EXERCISE OBJECTIVE: Transcribe every entry word for word, but skip the images.

RECORDS PROVIDED:
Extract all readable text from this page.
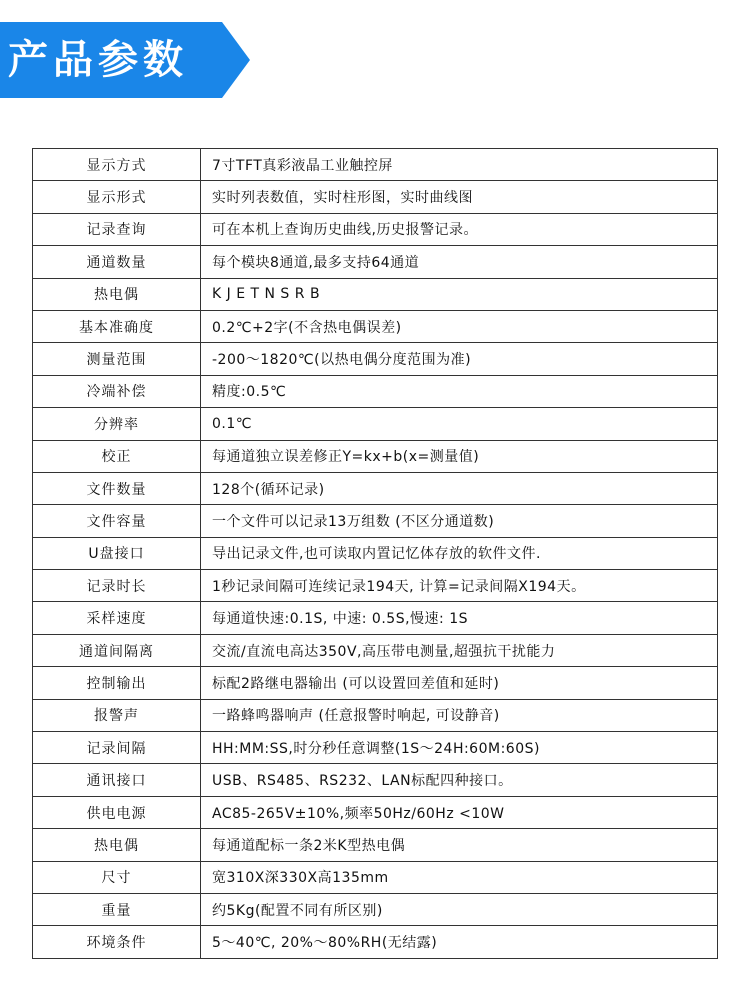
产品参数
显示方式	7寸TFT真彩液晶工业触控屏
显示形式	实时列表数值，实时柱形图，实时曲线图
记录查询	可在本机上查询历史曲线,历史报警记录。
通道数量	每个模块8通道,最多支持64通道
热电偶	K J E T N S R B
基本准确度	0.2℃+2字(不含热电偶误差)
测量范围	-200～1820℃(以热电偶分度范围为准)
冷端补偿	精度:0.5℃
分辨率	0.1℃
校正	每通道独立误差修正Y=kx+b(x=测量值)
文件数量	128个(循环记录)
文件容量	一个文件可以记录13万组数 (不区分通道数)
U盘接口	导出记录文件,也可读取内置记忆体存放的软件文件.
记录时长	1秒记录间隔可连续记录194天, 计算=记录间隔X194天。
采样速度	每通道快速:0.1S, 中速: 0.5S,慢速: 1S
通道间隔离	交流/直流电高达350V,高压带电测量,超强抗干扰能力
控制输出	标配2路继电器输出 (可以设置回差值和延时)
报警声	一路蜂鸣器响声 (任意报警时响起, 可设静音)
记录间隔	HH:MM:SS,时分秒任意调整(1S～24H:60M:60S)
通讯接口	USB、RS485、RS232、LAN标配四种接口。
供电电源	AC85-265V±10%,频率50Hz/60Hz <10W
热电偶	每通道配标一条2米K型热电偶
尺寸	宽310X深330X高135mm
重量	约5Kg(配置不同有所区别)
环境条件	5～40℃, 20%～80%RH(无结露)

TASK OUTPUT:
Extract all readable text from this page.
产品参数
显示方式	7寸TFT真彩液晶工业触控屏
显示形式	实时列表数值，实时柱形图，实时曲线图
记录查询	可在本机上查询历史曲线,历史报警记录。
通道数量	每个模块8通道,最多支持64通道
热电偶	K J E T N S R B
基本准确度	0.2℃+2字(不含热电偶误差)
测量范围	-200～1820℃(以热电偶分度范围为准)
冷端补偿	精度:0.5℃
分辨率	0.1℃
校正	每通道独立误差修正Y=kx+b(x=测量值)
文件数量	128个(循环记录)
文件容量	一个文件可以记录13万组数 (不区分通道数)
U盘接口	导出记录文件,也可读取内置记忆体存放的软件文件.
记录时长	1秒记录间隔可连续记录194天, 计算=记录间隔X194天。
采样速度	每通道快速:0.1S, 中速: 0.5S,慢速: 1S
通道间隔离	交流/直流电高达350V,高压带电测量,超强抗干扰能力
控制输出	标配2路继电器输出 (可以设置回差值和延时)
报警声	一路蜂鸣器响声 (任意报警时响起, 可设静音)
记录间隔	HH:MM:SS,时分秒任意调整(1S～24H:60M:60S)
通讯接口	USB、RS485、RS232、LAN标配四种接口。
供电电源	AC85-265V±10%,频率50Hz/60Hz <10W
热电偶	每通道配标一条2米K型热电偶
尺寸	宽310X深330X高135mm
重量	约5Kg(配置不同有所区别)
环境条件	5～40℃, 20%～80%RH(无结露)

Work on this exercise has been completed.